───── Dataset records ─────

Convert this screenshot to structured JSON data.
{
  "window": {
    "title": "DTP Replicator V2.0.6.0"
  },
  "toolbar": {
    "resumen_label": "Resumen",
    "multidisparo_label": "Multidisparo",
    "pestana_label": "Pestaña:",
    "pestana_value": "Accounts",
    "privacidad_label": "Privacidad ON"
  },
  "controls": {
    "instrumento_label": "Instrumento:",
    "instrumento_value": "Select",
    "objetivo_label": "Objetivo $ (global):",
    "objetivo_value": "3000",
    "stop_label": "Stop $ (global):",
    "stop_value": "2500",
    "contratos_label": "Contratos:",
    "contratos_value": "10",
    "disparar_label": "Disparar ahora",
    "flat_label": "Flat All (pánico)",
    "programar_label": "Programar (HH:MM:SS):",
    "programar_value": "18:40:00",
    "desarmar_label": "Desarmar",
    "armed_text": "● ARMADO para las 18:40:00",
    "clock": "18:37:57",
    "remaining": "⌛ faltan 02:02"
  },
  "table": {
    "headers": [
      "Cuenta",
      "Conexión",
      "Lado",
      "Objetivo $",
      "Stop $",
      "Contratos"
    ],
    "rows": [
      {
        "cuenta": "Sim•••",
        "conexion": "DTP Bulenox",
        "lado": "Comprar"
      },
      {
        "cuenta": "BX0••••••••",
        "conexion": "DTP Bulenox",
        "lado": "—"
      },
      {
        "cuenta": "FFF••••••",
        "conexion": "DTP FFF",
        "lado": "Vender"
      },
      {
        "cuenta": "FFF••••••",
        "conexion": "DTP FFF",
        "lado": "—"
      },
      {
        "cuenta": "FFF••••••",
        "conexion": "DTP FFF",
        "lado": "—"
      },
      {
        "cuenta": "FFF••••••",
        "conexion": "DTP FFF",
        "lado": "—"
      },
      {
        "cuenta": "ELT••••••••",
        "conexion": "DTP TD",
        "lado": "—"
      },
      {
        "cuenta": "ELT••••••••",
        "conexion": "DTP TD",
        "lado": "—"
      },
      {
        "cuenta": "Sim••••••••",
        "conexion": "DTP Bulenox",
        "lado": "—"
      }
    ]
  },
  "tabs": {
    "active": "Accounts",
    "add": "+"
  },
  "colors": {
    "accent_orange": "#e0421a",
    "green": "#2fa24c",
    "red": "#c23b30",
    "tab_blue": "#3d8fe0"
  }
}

─────

• _Exercise details_: Take the records above and return them exactly as written.

• _Completed exercise_:
Convert this screenshot to structured JSON data.
{
  "window": {
    "title": "DTP Replicator V2.0.6.0"
  },
  "toolbar": {
    "resumen_label": "Resumen",
    "multidisparo_label": "Multidisparo",
    "pestana_label": "Pestaña:",
    "pestana_value": "Accounts",
    "privacidad_label": "Privacidad ON"
  },
  "controls": {
    "instrumento_label": "Instrumento:",
    "instrumento_value": "Select",
    "objetivo_label": "Objetivo $ (global):",
    "objetivo_value": "3000",
    "stop_label": "Stop $ (global):",
    "stop_value": "2500",
    "contratos_label": "Contratos:",
    "contratos_value": "10",
    "disparar_label": "Disparar ahora",
    "flat_label": "Flat All (pánico)",
    "programar_label": "Programar (HH:MM:SS):",
    "programar_value": "18:40:00",
    "desarmar_label": "Desarmar",
    "armed_text": "● ARMADO para las 18:40:00",
    "clock": "18:37:57",
    "remaining": "⌛ faltan 02:02"
  },
  "table": {
    "headers": [
      "Cuenta",
      "Conexión",
      "Lado",
      "Objetivo $",
      "Stop $",
      "Contratos"
    ],
    "rows": [
      {
        "cuenta": "Sim•••",
        "conexion": "DTP Bulenox",
        "lado": "Comprar"
      },
      {
        "cuenta": "BX0••••••••",
        "conexion": "DTP Bulenox",
        "lado": "—"
      },
      {
        "cuenta": "FFF••••••",
        "conexion": "DTP FFF",
        "lado": "Vender"
      },
      {
        "cuenta": "FFF••••••",
        "conexion": "DTP FFF",
        "lado": "—"
      },
      {
        "cuenta": "FFF••••••",
        "conexion": "DTP FFF",
        "lado": "—"
      },
      {
        "cuenta": "FFF••••••",
        "conexion": "DTP FFF",
        "lado": "—"
      },
      {
        "cuenta": "ELT••••••••",
        "conexion": "DTP TD",
        "lado": "—"
      },
      {
        "cuenta": "ELT••••••••",
        "conexion": "DTP TD",
        "lado": "—"
      },
      {
        "cuenta": "Sim••••••••",
        "conexion": "DTP Bulenox",
        "lado": "—"
      }
    ]
  },
  "tabs": {
    "active": "Accounts",
    "add": "+"
  },
  "colors": {
    "accent_orange": "#e0421a",
    "green": "#2fa24c",
    "red": "#c23b30",
    "tab_blue": "#3d8fe0"
  }
}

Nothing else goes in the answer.